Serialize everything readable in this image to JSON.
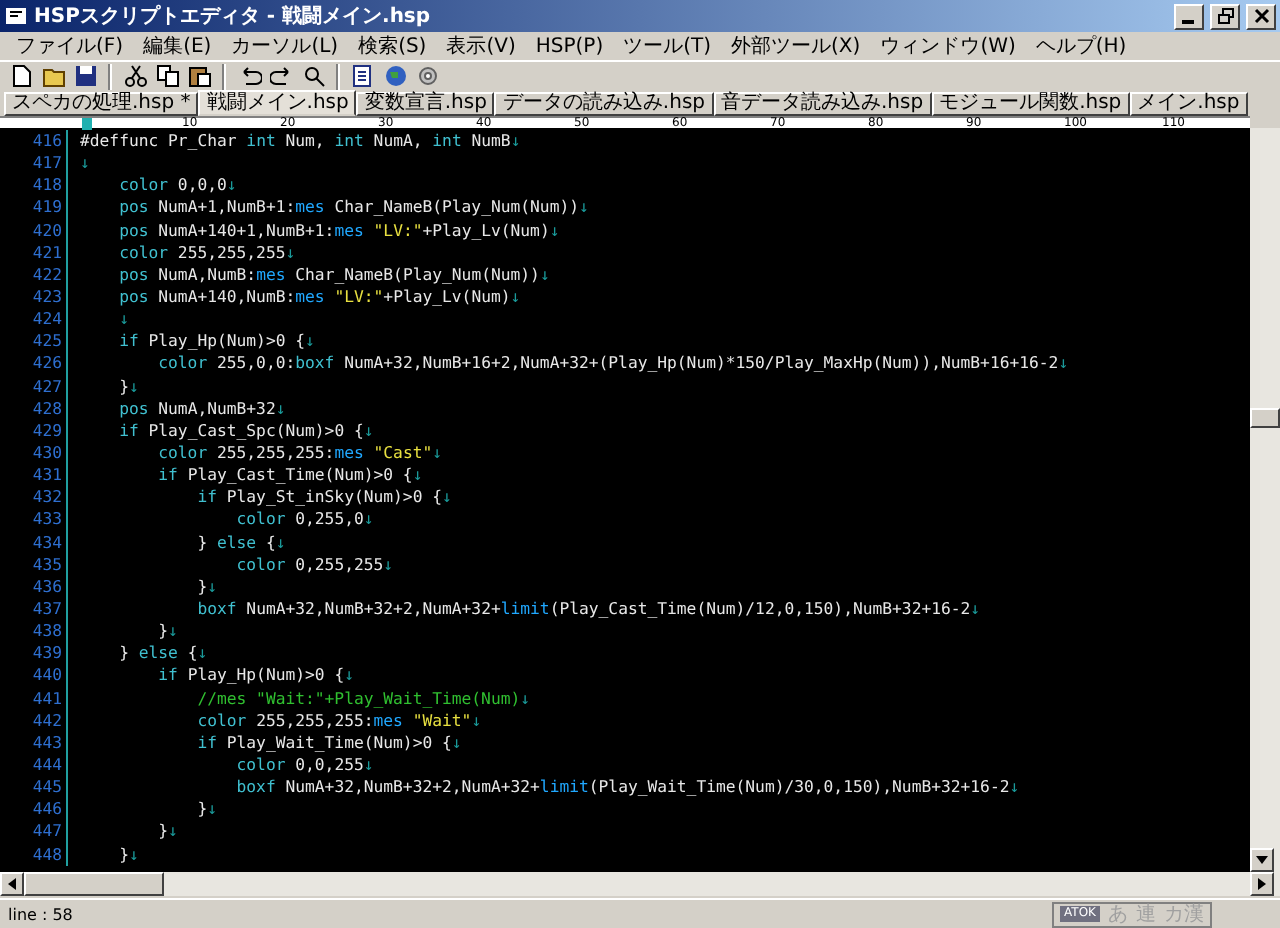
{
  "window": {
    "title": "HSPスクリプトエディタ - 戦闘メイン.hsp"
  },
  "menu": [
    "ファイル(F)",
    "編集(E)",
    "カーソル(L)",
    "検索(S)",
    "表示(V)",
    "HSP(P)",
    "ツール(T)",
    "外部ツール(X)",
    "ウィンドウ(W)",
    "ヘルプ(H)"
  ],
  "tabs": [
    {
      "label": "スペカの処理.hsp *",
      "selected": false
    },
    {
      "label": "戦闘メイン.hsp",
      "selected": true
    },
    {
      "label": "変数宣言.hsp",
      "selected": false
    },
    {
      "label": "データの読み込み.hsp",
      "selected": false
    },
    {
      "label": "音データ読み込み.hsp",
      "selected": false
    },
    {
      "label": "モジュール関数.hsp",
      "selected": false
    },
    {
      "label": "メイン.hsp",
      "selected": false
    }
  ],
  "ruler": [
    "10",
    "20",
    "30",
    "40",
    "50",
    "60",
    "70",
    "80",
    "90",
    "100",
    "110"
  ],
  "code": {
    "lines": [
      {
        "number": "416",
        "tokens": [
          {
            "kind": "plain",
            "text": "#deffunc Pr_Char "
          },
          {
            "kind": "keyword",
            "text": "int"
          },
          {
            "kind": "plain",
            "text": " Num, "
          },
          {
            "kind": "keyword",
            "text": "int"
          },
          {
            "kind": "plain",
            "text": " NumA, "
          },
          {
            "kind": "keyword",
            "text": "int"
          },
          {
            "kind": "plain",
            "text": " NumB"
          },
          {
            "kind": "eol",
            "text": "↓"
          }
        ]
      },
      {
        "number": "417",
        "tokens": [
          {
            "kind": "eol",
            "text": "↓"
          }
        ]
      },
      {
        "number": "418",
        "tokens": [
          {
            "kind": "keyword",
            "text": "    color"
          },
          {
            "kind": "plain",
            "text": " 0,0,0"
          },
          {
            "kind": "eol",
            "text": "↓"
          }
        ]
      },
      {
        "number": "419",
        "tokens": [
          {
            "kind": "keyword",
            "text": "    pos"
          },
          {
            "kind": "plain",
            "text": " NumA+1,NumB+1:"
          },
          {
            "kind": "builtin",
            "text": "mes"
          },
          {
            "kind": "plain",
            "text": " Char_NameB(Play_Num(Num))"
          },
          {
            "kind": "eol",
            "text": "↓"
          }
        ]
      },
      {
        "number": "420",
        "tokens": [
          {
            "kind": "keyword",
            "text": "    pos"
          },
          {
            "kind": "plain",
            "text": " NumA+140+1,NumB+1:"
          },
          {
            "kind": "builtin",
            "text": "mes"
          },
          {
            "kind": "string",
            "text": " \"LV:\""
          },
          {
            "kind": "plain",
            "text": "+Play_Lv(Num)"
          },
          {
            "kind": "eol",
            "text": "↓"
          }
        ]
      },
      {
        "number": "421",
        "tokens": [
          {
            "kind": "keyword",
            "text": "    color"
          },
          {
            "kind": "plain",
            "text": " 255,255,255"
          },
          {
            "kind": "eol",
            "text": "↓"
          }
        ]
      },
      {
        "number": "422",
        "tokens": [
          {
            "kind": "keyword",
            "text": "    pos"
          },
          {
            "kind": "plain",
            "text": " NumA,NumB:"
          },
          {
            "kind": "builtin",
            "text": "mes"
          },
          {
            "kind": "plain",
            "text": " Char_NameB(Play_Num(Num))"
          },
          {
            "kind": "eol",
            "text": "↓"
          }
        ]
      },
      {
        "number": "423",
        "tokens": [
          {
            "kind": "keyword",
            "text": "    pos"
          },
          {
            "kind": "plain",
            "text": " NumA+140,NumB:"
          },
          {
            "kind": "builtin",
            "text": "mes"
          },
          {
            "kind": "string",
            "text": " \"LV:\""
          },
          {
            "kind": "plain",
            "text": "+Play_Lv(Num)"
          },
          {
            "kind": "eol",
            "text": "↓"
          }
        ]
      },
      {
        "number": "424",
        "tokens": [
          {
            "kind": "eol",
            "text": "    ↓"
          }
        ]
      },
      {
        "number": "425",
        "tokens": [
          {
            "kind": "keyword",
            "text": "    if"
          },
          {
            "kind": "plain",
            "text": " Play_Hp(Num)>0 {"
          },
          {
            "kind": "eol",
            "text": "↓"
          }
        ]
      },
      {
        "number": "426",
        "tokens": [
          {
            "kind": "keyword",
            "text": "        color"
          },
          {
            "kind": "plain",
            "text": " 255,0,0:"
          },
          {
            "kind": "keyword",
            "text": "boxf"
          },
          {
            "kind": "plain",
            "text": " NumA+32,NumB+16+2,NumA+32+(Play_Hp(Num)*150/Play_MaxHp(Num)),NumB+16+16-2"
          },
          {
            "kind": "eol",
            "text": "↓"
          }
        ]
      },
      {
        "number": "427",
        "tokens": [
          {
            "kind": "plain",
            "text": "    }"
          },
          {
            "kind": "eol",
            "text": "↓"
          }
        ]
      },
      {
        "number": "428",
        "tokens": [
          {
            "kind": "keyword",
            "text": "    pos"
          },
          {
            "kind": "plain",
            "text": " NumA,NumB+32"
          },
          {
            "kind": "eol",
            "text": "↓"
          }
        ]
      },
      {
        "number": "429",
        "tokens": [
          {
            "kind": "keyword",
            "text": "    if"
          },
          {
            "kind": "plain",
            "text": " Play_Cast_Spc(Num)>0 {"
          },
          {
            "kind": "eol",
            "text": "↓"
          }
        ]
      },
      {
        "number": "430",
        "tokens": [
          {
            "kind": "keyword",
            "text": "        color"
          },
          {
            "kind": "plain",
            "text": " 255,255,255:"
          },
          {
            "kind": "builtin",
            "text": "mes"
          },
          {
            "kind": "string",
            "text": " \"Cast\""
          },
          {
            "kind": "eol",
            "text": "↓"
          }
        ]
      },
      {
        "number": "431",
        "tokens": [
          {
            "kind": "keyword",
            "text": "        if"
          },
          {
            "kind": "plain",
            "text": " Play_Cast_Time(Num)>0 {"
          },
          {
            "kind": "eol",
            "text": "↓"
          }
        ]
      },
      {
        "number": "432",
        "tokens": [
          {
            "kind": "keyword",
            "text": "            if"
          },
          {
            "kind": "plain",
            "text": " Play_St_inSky(Num)>0 {"
          },
          {
            "kind": "eol",
            "text": "↓"
          }
        ]
      },
      {
        "number": "433",
        "tokens": [
          {
            "kind": "keyword",
            "text": "                color"
          },
          {
            "kind": "plain",
            "text": " 0,255,0"
          },
          {
            "kind": "eol",
            "text": "↓"
          }
        ]
      },
      {
        "number": "434",
        "tokens": [
          {
            "kind": "plain",
            "text": "            } "
          },
          {
            "kind": "keyword",
            "text": "else"
          },
          {
            "kind": "plain",
            "text": " {"
          },
          {
            "kind": "eol",
            "text": "↓"
          }
        ]
      },
      {
        "number": "435",
        "tokens": [
          {
            "kind": "keyword",
            "text": "                color"
          },
          {
            "kind": "plain",
            "text": " 0,255,255"
          },
          {
            "kind": "eol",
            "text": "↓"
          }
        ]
      },
      {
        "number": "436",
        "tokens": [
          {
            "kind": "plain",
            "text": "            }"
          },
          {
            "kind": "eol",
            "text": "↓"
          }
        ]
      },
      {
        "number": "437",
        "tokens": [
          {
            "kind": "keyword",
            "text": "            boxf"
          },
          {
            "kind": "plain",
            "text": " NumA+32,NumB+32+2,NumA+32+"
          },
          {
            "kind": "builtin",
            "text": "limit"
          },
          {
            "kind": "plain",
            "text": "(Play_Cast_Time(Num)/12,0,150),NumB+32+16-2"
          },
          {
            "kind": "eol",
            "text": "↓"
          }
        ]
      },
      {
        "number": "438",
        "tokens": [
          {
            "kind": "plain",
            "text": "        }"
          },
          {
            "kind": "eol",
            "text": "↓"
          }
        ]
      },
      {
        "number": "439",
        "tokens": [
          {
            "kind": "plain",
            "text": "    } "
          },
          {
            "kind": "keyword",
            "text": "else"
          },
          {
            "kind": "plain",
            "text": " {"
          },
          {
            "kind": "eol",
            "text": "↓"
          }
        ]
      },
      {
        "number": "440",
        "tokens": [
          {
            "kind": "keyword",
            "text": "        if"
          },
          {
            "kind": "plain",
            "text": " Play_Hp(Num)>0 {"
          },
          {
            "kind": "eol",
            "text": "↓"
          }
        ]
      },
      {
        "number": "441",
        "tokens": [
          {
            "kind": "comment",
            "text": "            //mes \"Wait:\"+Play_Wait_Time(Num)"
          },
          {
            "kind": "eol",
            "text": "↓"
          }
        ]
      },
      {
        "number": "442",
        "tokens": [
          {
            "kind": "keyword",
            "text": "            color"
          },
          {
            "kind": "plain",
            "text": " 255,255,255:"
          },
          {
            "kind": "builtin",
            "text": "mes"
          },
          {
            "kind": "string",
            "text": " \"Wait\""
          },
          {
            "kind": "eol",
            "text": "↓"
          }
        ]
      },
      {
        "number": "443",
        "tokens": [
          {
            "kind": "keyword",
            "text": "            if"
          },
          {
            "kind": "plain",
            "text": " Play_Wait_Time(Num)>0 {"
          },
          {
            "kind": "eol",
            "text": "↓"
          }
        ]
      },
      {
        "number": "444",
        "tokens": [
          {
            "kind": "keyword",
            "text": "                color"
          },
          {
            "kind": "plain",
            "text": " 0,0,255"
          },
          {
            "kind": "eol",
            "text": "↓"
          }
        ]
      },
      {
        "number": "445",
        "tokens": [
          {
            "kind": "keyword",
            "text": "                boxf"
          },
          {
            "kind": "plain",
            "text": " NumA+32,NumB+32+2,NumA+32+"
          },
          {
            "kind": "builtin",
            "text": "limit"
          },
          {
            "kind": "plain",
            "text": "(Play_Wait_Time(Num)/30,0,150),NumB+32+16-2"
          },
          {
            "kind": "eol",
            "text": "↓"
          }
        ]
      },
      {
        "number": "446",
        "tokens": [
          {
            "kind": "plain",
            "text": "            }"
          },
          {
            "kind": "eol",
            "text": "↓"
          }
        ]
      },
      {
        "number": "447",
        "tokens": [
          {
            "kind": "plain",
            "text": "        }"
          },
          {
            "kind": "eol",
            "text": "↓"
          }
        ]
      },
      {
        "number": "448",
        "tokens": [
          {
            "kind": "plain",
            "text": "    }"
          },
          {
            "kind": "eol",
            "text": "↓"
          }
        ]
      }
    ]
  },
  "status_bar": {
    "text": "line : 58"
  },
  "ime_bar": {
    "name": "ATOK",
    "modes": [
      "あ",
      "連",
      "カ漢"
    ]
  }
}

— Directions for this task —
Your answer should be a single number: the count of lines that contain "NumA".

— Task response —
9